◆ **GIVEN EXERCISE**: In the fried chicken recipe, what can be mixed to replace buttermilk?

◆ **QUOTED TEXT**:
— begin —
To pound the chicken I usually go for a rolling pin, but a mallet or heavy pan will also do the trick. You want them fairly thin, but not so thin they fall apart. The main thing is to get them even thickness.

Process shots: lay thigh on chopping board (photo 1), rest over cling film (photo 2), pound with rolling pin (photo 3), remove cling film (photo 4).

4 step by step photos showing how to pound chicken thigh

Buttermilk Fried Chicken

Buttermilk is key in perfectly fried chicken. Buttermilk is slightly acidic, meaning it tenderizes the chicken as it rests. It’s also got the perfect consistency for coating the chicken and helping the batter stick.

What can I sub buttermilk for?

You’ll find buttermilk in most stores, but if you don’t have it you can mix 1 cup milk with 1 tbsp vinegar. Let it sit for 10mins, when it curdles slightly you’re good to go.

How long to marinate chicken in buttermilk?

I generally advise a minimum of 4 hours, up to overnight. Go for as long as you have time for though, even just 30mins will work wonders!

Process shots: add spices and buttermilk to a mixing bowl (photo 1), stir to combine (photo 2), add chicken (photo 3), stir to combine, cover and marinate in fridge (photo 4).

4 step by step photos showing how to marinate fried chicken

EXTRA Crispy Fried Chicken

Dredging the chicken is where you create the crunchy coating. Here’s three crucial steps to consider when coating the chicken:

  • Marinade – Do not drain off the marinade. Take the chicken out the bowl, give it a gentle shake then plonk it straight in the flour. The excess marinade will create lots of small crumbs in the flour, which when attached to the chicken will create those extra crunchy craggy parts.
  • Coating – When coating the chicken use your hands and work the flour into every crack and crevice. Really make sure you build up a nice crust on the chicken, don’t just press each side in the flour and leave it at that. Get down and dirty – it makes all the difference!
  • One by one – Coat the thighs one by one. If you add them all at the same time the flour will go thick and sludgy, leaving the batter chewy.

Process shots: add flour to shallow dish (photo 1), stir in spices (photo 2), add chicken (photo 3), coat in flour (photo 4), repeat (photo 5).

5 step by step photos showing how to bread fried chicken

Deep Fried Chicken

In my experience, if you want tooth-shatteringly crunchy chicken, it’s gotta be deep fried. Yes it’s a bit of a faff, but it’s oh so worth it.

Tips for deep frying chicken

  • Oil – You’ll want to use an oil with a high smoking point like vegetable or sunflower oil. Olive oil is not suitable for deep frying as it will smoke out the kitchen.
— end —
◆ **GIVEN ENTRIES**:
— begin —
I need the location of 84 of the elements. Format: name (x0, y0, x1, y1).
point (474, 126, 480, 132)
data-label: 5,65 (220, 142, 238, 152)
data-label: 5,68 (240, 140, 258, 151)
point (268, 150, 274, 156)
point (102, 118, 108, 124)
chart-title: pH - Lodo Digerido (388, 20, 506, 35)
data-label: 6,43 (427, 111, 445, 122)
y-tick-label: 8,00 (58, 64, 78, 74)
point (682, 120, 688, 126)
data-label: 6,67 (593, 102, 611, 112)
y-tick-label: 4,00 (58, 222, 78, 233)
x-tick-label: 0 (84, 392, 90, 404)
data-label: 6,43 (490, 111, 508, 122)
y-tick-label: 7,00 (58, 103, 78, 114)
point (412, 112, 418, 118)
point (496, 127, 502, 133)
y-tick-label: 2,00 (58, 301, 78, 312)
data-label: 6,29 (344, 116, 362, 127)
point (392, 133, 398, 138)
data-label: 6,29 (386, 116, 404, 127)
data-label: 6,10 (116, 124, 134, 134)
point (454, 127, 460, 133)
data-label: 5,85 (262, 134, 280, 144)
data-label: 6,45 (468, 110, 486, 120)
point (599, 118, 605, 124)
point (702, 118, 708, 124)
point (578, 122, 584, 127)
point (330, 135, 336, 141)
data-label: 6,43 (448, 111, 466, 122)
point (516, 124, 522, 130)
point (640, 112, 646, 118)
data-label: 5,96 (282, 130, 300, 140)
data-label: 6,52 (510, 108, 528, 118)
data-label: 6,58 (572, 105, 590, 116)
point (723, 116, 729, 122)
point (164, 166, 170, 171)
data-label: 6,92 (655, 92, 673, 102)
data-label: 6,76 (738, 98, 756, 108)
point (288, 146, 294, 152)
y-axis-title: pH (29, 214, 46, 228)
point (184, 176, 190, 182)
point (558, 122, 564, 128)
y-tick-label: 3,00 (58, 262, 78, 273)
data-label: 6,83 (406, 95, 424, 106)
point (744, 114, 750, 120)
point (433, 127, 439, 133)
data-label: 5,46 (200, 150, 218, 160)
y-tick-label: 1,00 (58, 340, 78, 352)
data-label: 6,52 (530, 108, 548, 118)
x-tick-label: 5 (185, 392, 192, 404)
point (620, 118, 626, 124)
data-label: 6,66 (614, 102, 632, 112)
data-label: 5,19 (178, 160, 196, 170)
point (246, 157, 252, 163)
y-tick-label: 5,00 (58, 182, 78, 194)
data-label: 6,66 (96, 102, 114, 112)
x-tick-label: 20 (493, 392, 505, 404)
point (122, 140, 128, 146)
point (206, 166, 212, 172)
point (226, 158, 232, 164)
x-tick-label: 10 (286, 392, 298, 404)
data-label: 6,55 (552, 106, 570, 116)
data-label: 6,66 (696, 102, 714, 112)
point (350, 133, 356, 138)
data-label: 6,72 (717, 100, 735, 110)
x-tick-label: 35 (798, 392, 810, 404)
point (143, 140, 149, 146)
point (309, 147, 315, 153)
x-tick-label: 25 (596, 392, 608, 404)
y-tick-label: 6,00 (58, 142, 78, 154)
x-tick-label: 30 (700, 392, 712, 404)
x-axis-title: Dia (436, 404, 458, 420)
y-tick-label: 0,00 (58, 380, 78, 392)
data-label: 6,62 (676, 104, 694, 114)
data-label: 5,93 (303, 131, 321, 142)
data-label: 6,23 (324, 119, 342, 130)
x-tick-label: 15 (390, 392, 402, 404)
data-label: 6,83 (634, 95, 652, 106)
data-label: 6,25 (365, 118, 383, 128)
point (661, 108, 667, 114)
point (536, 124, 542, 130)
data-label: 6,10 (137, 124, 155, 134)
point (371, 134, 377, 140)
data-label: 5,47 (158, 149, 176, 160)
— end —
◆ **CORRECT RESPONSE**: 1 cup milk with 1 tbsp vinegar, left to sit for 10 minutes until it curdles slightly.